**Exercise aim:**
Copy out lines with the word "イスラエルとパレスチナの" from the material that follows.

(Data items)
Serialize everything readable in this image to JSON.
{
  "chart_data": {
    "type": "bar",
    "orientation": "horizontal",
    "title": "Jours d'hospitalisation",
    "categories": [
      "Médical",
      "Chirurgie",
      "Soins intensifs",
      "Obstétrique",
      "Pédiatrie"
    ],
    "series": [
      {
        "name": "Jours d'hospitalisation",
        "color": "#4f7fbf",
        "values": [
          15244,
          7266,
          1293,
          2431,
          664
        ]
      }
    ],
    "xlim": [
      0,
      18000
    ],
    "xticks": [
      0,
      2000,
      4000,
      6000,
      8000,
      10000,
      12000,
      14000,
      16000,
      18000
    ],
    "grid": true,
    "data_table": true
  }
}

---

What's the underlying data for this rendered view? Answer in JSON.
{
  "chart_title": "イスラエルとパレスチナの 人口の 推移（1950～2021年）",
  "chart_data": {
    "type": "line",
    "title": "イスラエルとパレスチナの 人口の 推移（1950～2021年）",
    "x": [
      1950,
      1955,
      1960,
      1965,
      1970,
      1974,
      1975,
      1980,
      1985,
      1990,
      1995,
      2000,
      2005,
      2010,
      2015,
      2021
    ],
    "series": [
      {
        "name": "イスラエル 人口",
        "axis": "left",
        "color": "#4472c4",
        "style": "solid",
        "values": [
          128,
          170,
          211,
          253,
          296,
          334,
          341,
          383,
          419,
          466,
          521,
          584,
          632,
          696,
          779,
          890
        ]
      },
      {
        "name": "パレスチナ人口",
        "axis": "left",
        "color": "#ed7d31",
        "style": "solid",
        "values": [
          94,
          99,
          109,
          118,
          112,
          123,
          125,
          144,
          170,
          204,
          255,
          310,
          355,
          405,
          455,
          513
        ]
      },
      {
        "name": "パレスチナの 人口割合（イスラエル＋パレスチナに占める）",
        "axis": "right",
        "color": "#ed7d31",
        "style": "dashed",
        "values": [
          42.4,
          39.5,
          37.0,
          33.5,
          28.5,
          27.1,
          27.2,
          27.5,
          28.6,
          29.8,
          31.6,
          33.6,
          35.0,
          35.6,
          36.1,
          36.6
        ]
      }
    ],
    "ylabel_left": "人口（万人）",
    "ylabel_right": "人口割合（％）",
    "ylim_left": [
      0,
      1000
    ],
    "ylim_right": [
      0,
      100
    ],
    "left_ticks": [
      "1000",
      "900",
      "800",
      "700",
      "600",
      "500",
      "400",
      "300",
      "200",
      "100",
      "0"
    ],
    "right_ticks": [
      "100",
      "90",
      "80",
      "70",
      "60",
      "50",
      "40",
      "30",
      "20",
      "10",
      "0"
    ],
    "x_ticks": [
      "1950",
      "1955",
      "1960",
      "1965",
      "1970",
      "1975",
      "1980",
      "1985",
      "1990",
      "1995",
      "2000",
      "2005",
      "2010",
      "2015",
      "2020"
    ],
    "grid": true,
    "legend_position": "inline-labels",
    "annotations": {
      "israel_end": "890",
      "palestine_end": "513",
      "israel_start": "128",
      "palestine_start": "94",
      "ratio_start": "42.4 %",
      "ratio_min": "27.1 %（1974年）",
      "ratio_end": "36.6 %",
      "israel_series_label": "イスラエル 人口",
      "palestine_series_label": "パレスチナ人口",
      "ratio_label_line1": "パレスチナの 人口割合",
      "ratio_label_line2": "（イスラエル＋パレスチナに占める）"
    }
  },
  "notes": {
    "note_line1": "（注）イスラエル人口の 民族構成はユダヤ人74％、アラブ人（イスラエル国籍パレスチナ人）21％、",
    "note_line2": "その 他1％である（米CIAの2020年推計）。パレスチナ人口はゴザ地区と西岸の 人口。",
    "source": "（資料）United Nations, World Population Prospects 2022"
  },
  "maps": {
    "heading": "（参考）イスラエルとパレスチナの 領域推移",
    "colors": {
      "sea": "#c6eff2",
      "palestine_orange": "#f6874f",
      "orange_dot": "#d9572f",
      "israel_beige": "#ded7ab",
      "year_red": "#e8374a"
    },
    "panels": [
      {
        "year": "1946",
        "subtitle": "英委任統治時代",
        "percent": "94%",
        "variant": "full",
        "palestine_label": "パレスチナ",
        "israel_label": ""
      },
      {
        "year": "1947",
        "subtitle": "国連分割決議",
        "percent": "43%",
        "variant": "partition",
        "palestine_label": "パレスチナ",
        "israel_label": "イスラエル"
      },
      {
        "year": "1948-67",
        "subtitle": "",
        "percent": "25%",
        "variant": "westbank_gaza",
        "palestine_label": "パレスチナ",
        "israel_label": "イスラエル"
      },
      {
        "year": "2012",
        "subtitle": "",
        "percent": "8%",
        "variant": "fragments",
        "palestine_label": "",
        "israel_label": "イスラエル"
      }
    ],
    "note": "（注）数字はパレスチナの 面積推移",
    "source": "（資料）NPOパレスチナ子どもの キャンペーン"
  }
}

--

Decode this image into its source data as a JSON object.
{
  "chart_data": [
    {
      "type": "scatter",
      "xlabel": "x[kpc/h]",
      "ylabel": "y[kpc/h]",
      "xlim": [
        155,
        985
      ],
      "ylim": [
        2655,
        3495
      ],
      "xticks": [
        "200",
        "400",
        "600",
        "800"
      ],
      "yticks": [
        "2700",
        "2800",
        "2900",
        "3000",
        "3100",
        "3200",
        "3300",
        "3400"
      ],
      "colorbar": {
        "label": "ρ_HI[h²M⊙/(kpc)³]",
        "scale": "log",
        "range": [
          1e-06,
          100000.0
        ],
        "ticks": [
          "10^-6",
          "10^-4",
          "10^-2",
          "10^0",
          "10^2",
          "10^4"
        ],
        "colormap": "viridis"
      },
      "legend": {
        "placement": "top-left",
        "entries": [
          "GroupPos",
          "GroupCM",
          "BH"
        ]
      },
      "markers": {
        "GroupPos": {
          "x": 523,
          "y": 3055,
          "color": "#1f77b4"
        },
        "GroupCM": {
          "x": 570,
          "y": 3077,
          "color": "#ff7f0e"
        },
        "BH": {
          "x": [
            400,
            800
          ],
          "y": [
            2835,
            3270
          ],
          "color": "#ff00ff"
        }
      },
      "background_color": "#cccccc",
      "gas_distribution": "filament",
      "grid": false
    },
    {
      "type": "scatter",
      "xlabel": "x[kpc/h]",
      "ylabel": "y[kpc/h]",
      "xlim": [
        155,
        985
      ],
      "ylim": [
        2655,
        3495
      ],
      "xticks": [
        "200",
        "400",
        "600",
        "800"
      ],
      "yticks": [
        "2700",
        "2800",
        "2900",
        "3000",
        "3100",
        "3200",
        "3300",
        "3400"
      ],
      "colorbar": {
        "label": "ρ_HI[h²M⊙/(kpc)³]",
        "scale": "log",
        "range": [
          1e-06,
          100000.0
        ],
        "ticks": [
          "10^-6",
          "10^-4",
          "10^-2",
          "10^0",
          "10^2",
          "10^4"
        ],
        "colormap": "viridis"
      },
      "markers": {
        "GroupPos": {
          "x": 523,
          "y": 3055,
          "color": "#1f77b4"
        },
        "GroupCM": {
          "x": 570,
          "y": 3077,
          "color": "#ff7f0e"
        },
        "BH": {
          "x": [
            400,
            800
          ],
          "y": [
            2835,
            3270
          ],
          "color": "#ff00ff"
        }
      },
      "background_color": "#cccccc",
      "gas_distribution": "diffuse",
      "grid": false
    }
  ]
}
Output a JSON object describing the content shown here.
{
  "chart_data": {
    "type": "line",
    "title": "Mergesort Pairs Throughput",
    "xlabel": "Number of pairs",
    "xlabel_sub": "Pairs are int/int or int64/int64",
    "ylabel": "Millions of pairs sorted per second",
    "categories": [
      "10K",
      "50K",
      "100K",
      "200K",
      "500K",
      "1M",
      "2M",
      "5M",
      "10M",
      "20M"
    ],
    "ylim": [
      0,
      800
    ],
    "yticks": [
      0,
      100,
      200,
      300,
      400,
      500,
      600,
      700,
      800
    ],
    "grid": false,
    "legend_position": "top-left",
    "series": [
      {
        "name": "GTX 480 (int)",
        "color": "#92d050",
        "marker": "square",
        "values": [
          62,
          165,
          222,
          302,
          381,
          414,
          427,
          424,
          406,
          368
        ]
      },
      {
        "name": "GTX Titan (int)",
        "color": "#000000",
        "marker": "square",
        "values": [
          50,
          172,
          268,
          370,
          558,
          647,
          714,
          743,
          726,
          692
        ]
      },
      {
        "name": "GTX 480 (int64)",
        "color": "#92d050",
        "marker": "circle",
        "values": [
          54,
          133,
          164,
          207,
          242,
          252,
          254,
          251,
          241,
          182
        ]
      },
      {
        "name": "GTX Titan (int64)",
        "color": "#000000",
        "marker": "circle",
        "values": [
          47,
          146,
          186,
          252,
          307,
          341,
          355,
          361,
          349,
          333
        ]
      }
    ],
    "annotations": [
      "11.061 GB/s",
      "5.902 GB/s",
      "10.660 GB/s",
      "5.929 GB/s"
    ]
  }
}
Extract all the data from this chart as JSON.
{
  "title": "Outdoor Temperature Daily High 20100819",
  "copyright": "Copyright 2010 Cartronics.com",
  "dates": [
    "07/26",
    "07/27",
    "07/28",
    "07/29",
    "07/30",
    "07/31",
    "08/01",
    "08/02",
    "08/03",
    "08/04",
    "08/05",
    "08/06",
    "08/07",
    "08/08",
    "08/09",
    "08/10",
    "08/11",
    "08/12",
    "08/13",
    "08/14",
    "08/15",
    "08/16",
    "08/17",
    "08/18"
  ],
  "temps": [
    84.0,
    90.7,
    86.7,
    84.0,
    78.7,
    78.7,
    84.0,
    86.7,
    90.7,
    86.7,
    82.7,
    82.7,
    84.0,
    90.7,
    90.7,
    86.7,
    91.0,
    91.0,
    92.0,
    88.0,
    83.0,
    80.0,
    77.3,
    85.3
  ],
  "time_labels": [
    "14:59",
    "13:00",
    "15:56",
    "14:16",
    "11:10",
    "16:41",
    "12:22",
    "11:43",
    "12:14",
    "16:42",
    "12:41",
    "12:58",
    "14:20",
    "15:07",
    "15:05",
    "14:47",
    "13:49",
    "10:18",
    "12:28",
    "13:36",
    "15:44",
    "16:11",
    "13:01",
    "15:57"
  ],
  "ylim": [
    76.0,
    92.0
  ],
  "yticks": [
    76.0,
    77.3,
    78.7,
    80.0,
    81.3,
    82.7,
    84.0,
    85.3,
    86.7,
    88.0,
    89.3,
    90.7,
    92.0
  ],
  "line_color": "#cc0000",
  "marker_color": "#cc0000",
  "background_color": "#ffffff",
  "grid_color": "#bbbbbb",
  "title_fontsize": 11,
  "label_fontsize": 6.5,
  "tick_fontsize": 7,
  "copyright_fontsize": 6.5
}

**Result below:**
  "chart_title": "イスラエルとパレスチナの 人口の 推移（1950～2021年）",
    "title": "イスラエルとパレスチナの 人口の 推移（1950～2021年）",
    "heading": "（参考）イスラエルとパレスチナの 領域推移",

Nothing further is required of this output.